Required work:
Identify each line below containing the string "nмарка" and copy it.
— START —
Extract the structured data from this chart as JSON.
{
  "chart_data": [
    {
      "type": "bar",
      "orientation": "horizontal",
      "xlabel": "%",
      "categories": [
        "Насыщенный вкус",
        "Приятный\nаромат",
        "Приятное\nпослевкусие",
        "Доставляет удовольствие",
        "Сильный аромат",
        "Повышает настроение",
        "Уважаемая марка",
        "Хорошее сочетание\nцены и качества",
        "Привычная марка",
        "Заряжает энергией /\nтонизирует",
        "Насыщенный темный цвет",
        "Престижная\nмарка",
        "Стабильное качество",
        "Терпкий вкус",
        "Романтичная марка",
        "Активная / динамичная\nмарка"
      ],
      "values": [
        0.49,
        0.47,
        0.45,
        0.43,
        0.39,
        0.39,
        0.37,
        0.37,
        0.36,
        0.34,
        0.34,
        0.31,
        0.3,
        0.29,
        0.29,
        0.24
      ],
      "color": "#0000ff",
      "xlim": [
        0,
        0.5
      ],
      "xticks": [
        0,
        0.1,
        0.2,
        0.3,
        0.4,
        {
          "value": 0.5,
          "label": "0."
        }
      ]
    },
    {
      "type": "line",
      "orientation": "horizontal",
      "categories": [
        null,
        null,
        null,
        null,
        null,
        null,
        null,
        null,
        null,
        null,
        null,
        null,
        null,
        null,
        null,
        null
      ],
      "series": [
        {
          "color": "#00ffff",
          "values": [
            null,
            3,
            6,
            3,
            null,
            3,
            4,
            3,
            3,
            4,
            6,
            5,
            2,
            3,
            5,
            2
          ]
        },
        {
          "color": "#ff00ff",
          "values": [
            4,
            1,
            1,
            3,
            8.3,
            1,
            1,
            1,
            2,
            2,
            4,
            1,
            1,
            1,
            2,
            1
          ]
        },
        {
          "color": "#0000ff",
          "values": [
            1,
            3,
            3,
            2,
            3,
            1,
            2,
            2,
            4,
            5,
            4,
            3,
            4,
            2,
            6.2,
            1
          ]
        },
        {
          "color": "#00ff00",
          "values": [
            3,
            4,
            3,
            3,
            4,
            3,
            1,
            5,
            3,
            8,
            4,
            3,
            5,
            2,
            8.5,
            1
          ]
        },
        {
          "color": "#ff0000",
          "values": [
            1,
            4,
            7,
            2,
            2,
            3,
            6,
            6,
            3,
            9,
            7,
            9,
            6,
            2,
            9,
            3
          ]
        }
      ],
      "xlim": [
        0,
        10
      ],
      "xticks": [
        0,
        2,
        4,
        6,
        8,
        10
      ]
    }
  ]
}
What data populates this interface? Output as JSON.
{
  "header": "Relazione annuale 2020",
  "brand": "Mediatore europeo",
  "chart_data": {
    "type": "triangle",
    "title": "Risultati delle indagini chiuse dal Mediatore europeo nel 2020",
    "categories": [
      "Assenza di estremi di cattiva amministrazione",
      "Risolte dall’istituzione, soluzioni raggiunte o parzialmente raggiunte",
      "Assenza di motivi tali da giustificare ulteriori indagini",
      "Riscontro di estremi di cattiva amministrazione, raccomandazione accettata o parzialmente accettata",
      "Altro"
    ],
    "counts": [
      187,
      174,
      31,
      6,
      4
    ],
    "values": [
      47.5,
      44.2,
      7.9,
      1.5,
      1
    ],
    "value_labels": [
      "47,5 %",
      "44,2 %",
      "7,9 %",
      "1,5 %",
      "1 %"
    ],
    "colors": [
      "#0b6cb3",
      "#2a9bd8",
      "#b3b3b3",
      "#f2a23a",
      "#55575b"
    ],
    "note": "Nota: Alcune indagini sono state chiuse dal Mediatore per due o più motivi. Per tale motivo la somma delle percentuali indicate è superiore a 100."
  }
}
— END —
Task answer:
        "Престижная\nмарка",
        "Активная / динамичная\nмарка"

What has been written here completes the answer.